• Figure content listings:
====================
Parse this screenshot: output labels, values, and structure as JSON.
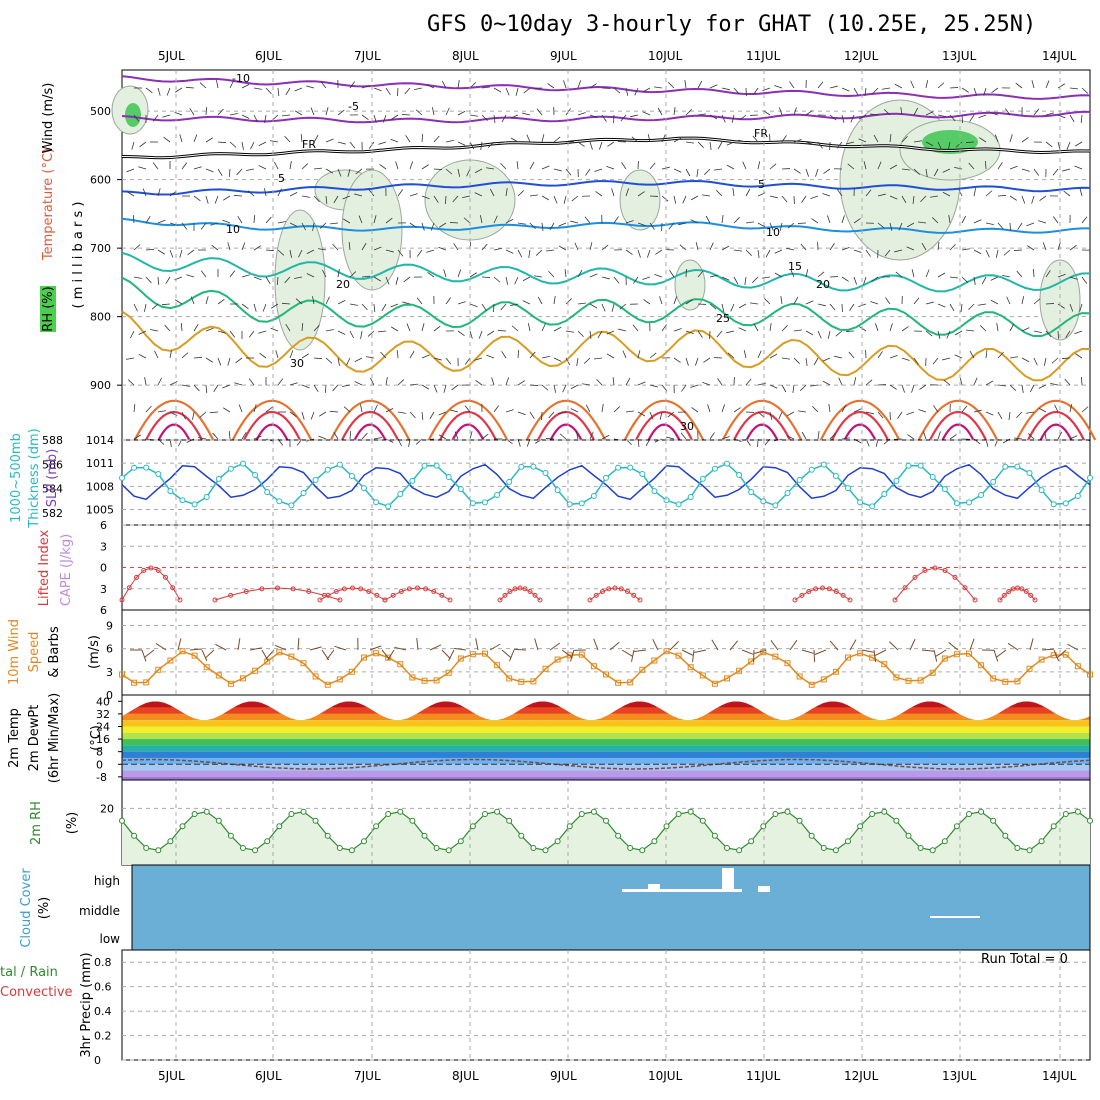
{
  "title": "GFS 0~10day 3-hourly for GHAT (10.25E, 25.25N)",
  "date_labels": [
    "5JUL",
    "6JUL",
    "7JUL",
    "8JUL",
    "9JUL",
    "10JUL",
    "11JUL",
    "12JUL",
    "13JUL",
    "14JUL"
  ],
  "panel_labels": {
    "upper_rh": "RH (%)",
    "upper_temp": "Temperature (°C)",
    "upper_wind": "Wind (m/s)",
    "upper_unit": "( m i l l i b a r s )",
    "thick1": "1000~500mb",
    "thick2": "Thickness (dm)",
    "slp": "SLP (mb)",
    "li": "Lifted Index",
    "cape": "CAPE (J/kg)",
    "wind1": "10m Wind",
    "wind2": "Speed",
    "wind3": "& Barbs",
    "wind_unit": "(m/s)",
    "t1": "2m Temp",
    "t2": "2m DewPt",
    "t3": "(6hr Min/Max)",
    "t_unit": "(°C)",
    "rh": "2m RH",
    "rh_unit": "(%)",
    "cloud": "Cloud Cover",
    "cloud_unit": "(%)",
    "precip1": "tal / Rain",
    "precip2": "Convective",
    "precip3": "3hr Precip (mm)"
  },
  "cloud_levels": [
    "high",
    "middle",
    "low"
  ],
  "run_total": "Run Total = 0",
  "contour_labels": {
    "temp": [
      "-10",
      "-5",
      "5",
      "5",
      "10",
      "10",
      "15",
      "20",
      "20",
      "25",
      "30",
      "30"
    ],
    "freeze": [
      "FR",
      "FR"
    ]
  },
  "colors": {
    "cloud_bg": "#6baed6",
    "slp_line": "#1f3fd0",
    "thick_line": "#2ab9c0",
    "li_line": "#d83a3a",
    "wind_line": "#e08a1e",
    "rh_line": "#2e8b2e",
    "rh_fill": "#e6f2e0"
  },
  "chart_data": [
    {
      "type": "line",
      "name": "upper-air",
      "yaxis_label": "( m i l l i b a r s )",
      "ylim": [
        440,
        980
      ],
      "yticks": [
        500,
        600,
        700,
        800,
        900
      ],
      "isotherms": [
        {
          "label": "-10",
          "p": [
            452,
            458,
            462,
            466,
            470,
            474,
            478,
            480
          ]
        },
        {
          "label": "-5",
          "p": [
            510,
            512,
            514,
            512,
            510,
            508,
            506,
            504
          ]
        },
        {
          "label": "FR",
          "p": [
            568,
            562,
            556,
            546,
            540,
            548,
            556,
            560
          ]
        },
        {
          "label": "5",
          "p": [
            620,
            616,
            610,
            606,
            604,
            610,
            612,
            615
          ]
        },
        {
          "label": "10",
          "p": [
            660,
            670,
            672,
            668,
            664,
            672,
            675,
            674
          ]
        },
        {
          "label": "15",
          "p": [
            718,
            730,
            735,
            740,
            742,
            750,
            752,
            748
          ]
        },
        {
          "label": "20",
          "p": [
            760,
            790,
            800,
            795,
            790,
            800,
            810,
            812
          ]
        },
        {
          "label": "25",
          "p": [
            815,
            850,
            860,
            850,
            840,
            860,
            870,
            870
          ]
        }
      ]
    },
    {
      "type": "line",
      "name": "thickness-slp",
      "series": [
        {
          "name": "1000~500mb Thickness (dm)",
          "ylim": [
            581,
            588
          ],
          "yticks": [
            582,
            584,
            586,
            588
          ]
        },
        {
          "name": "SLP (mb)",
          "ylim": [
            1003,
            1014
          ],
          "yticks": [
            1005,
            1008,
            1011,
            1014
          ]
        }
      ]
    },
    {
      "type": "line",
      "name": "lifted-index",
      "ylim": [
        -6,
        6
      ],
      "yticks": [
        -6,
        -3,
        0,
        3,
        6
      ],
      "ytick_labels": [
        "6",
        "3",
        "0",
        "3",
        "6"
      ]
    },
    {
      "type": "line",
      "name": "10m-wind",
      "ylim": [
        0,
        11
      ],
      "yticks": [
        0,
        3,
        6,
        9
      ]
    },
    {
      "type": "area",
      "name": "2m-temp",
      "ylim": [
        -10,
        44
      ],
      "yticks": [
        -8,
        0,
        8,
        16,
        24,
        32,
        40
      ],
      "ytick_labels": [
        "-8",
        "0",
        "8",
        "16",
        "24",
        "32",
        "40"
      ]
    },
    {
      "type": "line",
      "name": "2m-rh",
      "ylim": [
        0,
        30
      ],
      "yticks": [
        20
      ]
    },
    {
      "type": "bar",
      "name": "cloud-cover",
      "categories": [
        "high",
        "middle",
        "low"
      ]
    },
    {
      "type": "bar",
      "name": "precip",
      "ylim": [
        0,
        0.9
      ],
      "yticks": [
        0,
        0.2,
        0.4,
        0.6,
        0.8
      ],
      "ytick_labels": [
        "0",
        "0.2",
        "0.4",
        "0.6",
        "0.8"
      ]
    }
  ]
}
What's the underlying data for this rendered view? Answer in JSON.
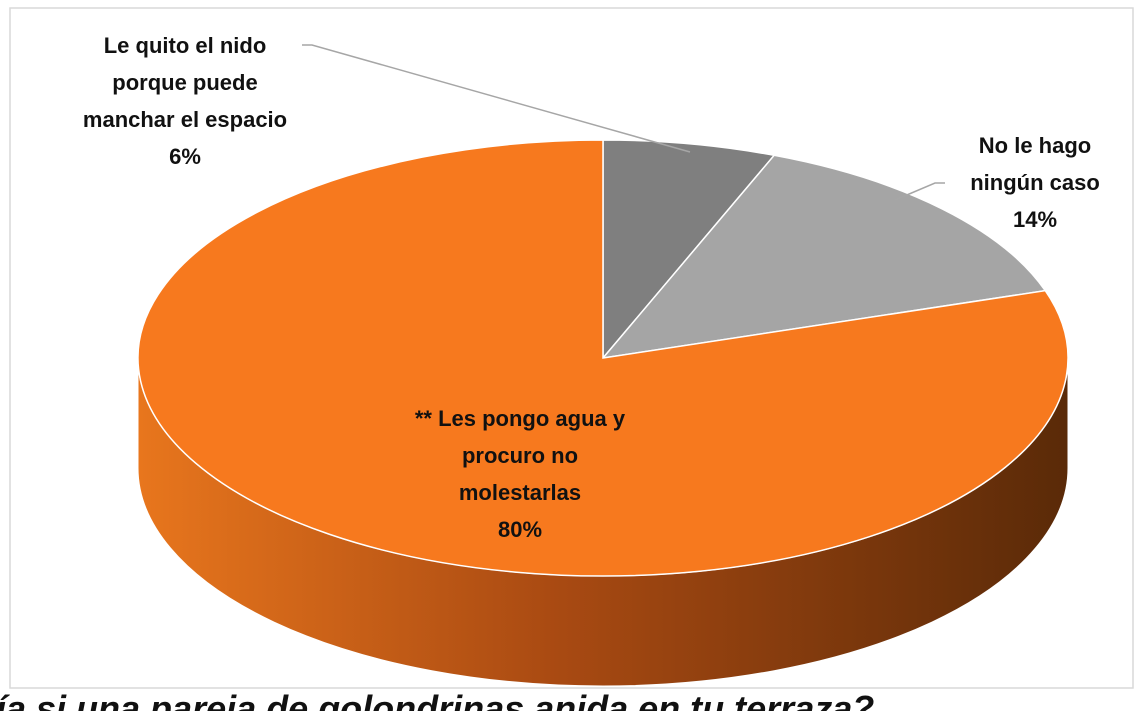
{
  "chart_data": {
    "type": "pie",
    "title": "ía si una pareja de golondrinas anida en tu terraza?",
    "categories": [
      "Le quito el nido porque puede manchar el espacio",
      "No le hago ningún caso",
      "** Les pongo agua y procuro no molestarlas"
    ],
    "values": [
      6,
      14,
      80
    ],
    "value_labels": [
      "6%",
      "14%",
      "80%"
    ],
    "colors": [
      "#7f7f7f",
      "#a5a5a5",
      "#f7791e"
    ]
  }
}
====================
• WHAT THE TASK ASKS:
Write out all the entries word for word, but skip any images.

• SOLVED PROBLEM:
Parse this screenshot: output labels, values, and structure as JSON.
{
  "title": "GFS 0~10day 3-hourly for GHAT (10.25E, 25.25N)",
  "date_labels": [
    "5JUL",
    "6JUL",
    "7JUL",
    "8JUL",
    "9JUL",
    "10JUL",
    "11JUL",
    "12JUL",
    "13JUL",
    "14JUL"
  ],
  "panel_labels": {
    "upper_rh": "RH (%)",
    "upper_temp": "Temperature (°C)",
    "upper_wind": "Wind (m/s)",
    "upper_unit": "( m i l l i b a r s )",
    "thick1": "1000~500mb",
    "thick2": "Thickness (dm)",
    "slp": "SLP (mb)",
    "li": "Lifted Index",
    "cape": "CAPE (J/kg)",
    "wind1": "10m Wind",
    "wind2": "Speed",
    "wind3": "& Barbs",
    "wind_unit": "(m/s)",
    "t1": "2m Temp",
    "t2": "2m DewPt",
    "t3": "(6hr Min/Max)",
    "t_unit": "(°C)",
    "rh": "2m RH",
    "rh_unit": "(%)",
    "cloud": "Cloud Cover",
    "cloud_unit": "(%)",
    "precip1": "tal / Rain",
    "precip2": "Convective",
    "precip3": "3hr Precip (mm)"
  },
  "cloud_levels": [
    "high",
    "middle",
    "low"
  ],
  "run_total": "Run Total = 0",
  "contour_labels": {
    "temp": [
      "-10",
      "-5",
      "5",
      "5",
      "10",
      "10",
      "15",
      "20",
      "20",
      "25",
      "30",
      "30"
    ],
    "freeze": [
      "FR",
      "FR"
    ]
  },
  "colors": {
    "cloud_bg": "#6baed6",
    "slp_line": "#1f3fd0",
    "thick_line": "#2ab9c0",
    "li_line": "#d83a3a",
    "wind_line": "#e08a1e",
    "rh_line": "#2e8b2e",
    "rh_fill": "#e6f2e0"
  },
  "chart_data": [
    {
      "type": "line",
      "name": "upper-air",
      "yaxis_label": "( m i l l i b a r s )",
      "ylim": [
        440,
        980
      ],
      "yticks": [
        500,
        600,
        700,
        800,
        900
      ],
      "isotherms": [
        {
          "label": "-10",
          "p": [
            452,
            458,
            462,
            466,
            470,
            474,
            478,
            480
          ]
        },
        {
          "label": "-5",
          "p": [
            510,
            512,
            514,
            512,
            510,
            508,
            506,
            504
          ]
        },
        {
          "label": "FR",
          "p": [
            568,
            562,
            556,
            546,
            540,
            548,
            556,
            560
          ]
        },
        {
          "label": "5",
          "p": [
            620,
            616,
            610,
            606,
            604,
            610,
            612,
            615
          ]
        },
        {
          "label": "10",
          "p": [
            660,
            670,
            672,
            668,
            664,
            672,
            675,
            674
          ]
        },
        {
          "label": "15",
          "p": [
            718,
            730,
            735,
            740,
            742,
            750,
            752,
            748
          ]
        },
        {
          "label": "20",
          "p": [
            760,
            790,
            800,
            795,
            790,
            800,
            810,
            812
          ]
        },
        {
          "label": "25",
          "p": [
            815,
            850,
            860,
            850,
            840,
            860,
            870,
            870
          ]
        }
      ]
    },
    {
      "type": "line",
      "name": "thickness-slp",
      "series": [
        {
          "name": "1000~500mb Thickness (dm)",
          "ylim": [
            581,
            588
          ],
          "yticks": [
            582,
            584,
            586,
            588
          ]
        },
        {
          "name": "SLP (mb)",
          "ylim": [
            1003,
            1014
          ],
          "yticks": [
            1005,
            1008,
            1011,
            1014
          ]
        }
      ]
    },
    {
      "type": "line",
      "name": "lifted-index",
      "ylim": [
        -6,
        6
      ],
      "yticks": [
        -6,
        -3,
        0,
        3,
        6
      ],
      "ytick_labels": [
        "6",
        "3",
        "0",
        "3",
        "6"
      ]
    },
    {
      "type": "line",
      "name": "10m-wind",
      "ylim": [
        0,
        11
      ],
      "yticks": [
        0,
        3,
        6,
        9
      ]
    },
    {
      "type": "area",
      "name": "2m-temp",
      "ylim": [
        -10,
        44
      ],
      "yticks": [
        -8,
        0,
        8,
        16,
        24,
        32,
        40
      ],
      "ytick_labels": [
        "-8",
        "0",
        "8",
        "16",
        "24",
        "32",
        "40"
      ]
    },
    {
      "type": "line",
      "name": "2m-rh",
      "ylim": [
        0,
        30
      ],
      "yticks": [
        20
      ]
    },
    {
      "type": "bar",
      "name": "cloud-cover",
      "categories": [
        "high",
        "middle",
        "low"
      ]
    },
    {
      "type": "bar",
      "name": "precip",
      "ylim": [
        0,
        0.9
      ],
      "yticks": [
        0,
        0.2,
        0.4,
        0.6,
        0.8
      ],
      "ytick_labels": [
        "0",
        "0.2",
        "0.4",
        "0.6",
        "0.8"
      ]
    }
  ]
}
What's the underlying data for this rendered view? Answer in JSON.
{
  "chart_data": {
    "type": "pie",
    "title": "ía si una pareja de golondrinas anida en tu terraza?",
    "categories": [
      "Le quito el nido porque puede manchar el espacio",
      "No le hago ningún caso",
      "** Les pongo agua y procuro no molestarlas"
    ],
    "values": [
      6,
      14,
      80
    ],
    "value_labels": [
      "6%",
      "14%",
      "80%"
    ],
    "colors": [
      "#7f7f7f",
      "#a5a5a5",
      "#f7791e"
    ]
  }
}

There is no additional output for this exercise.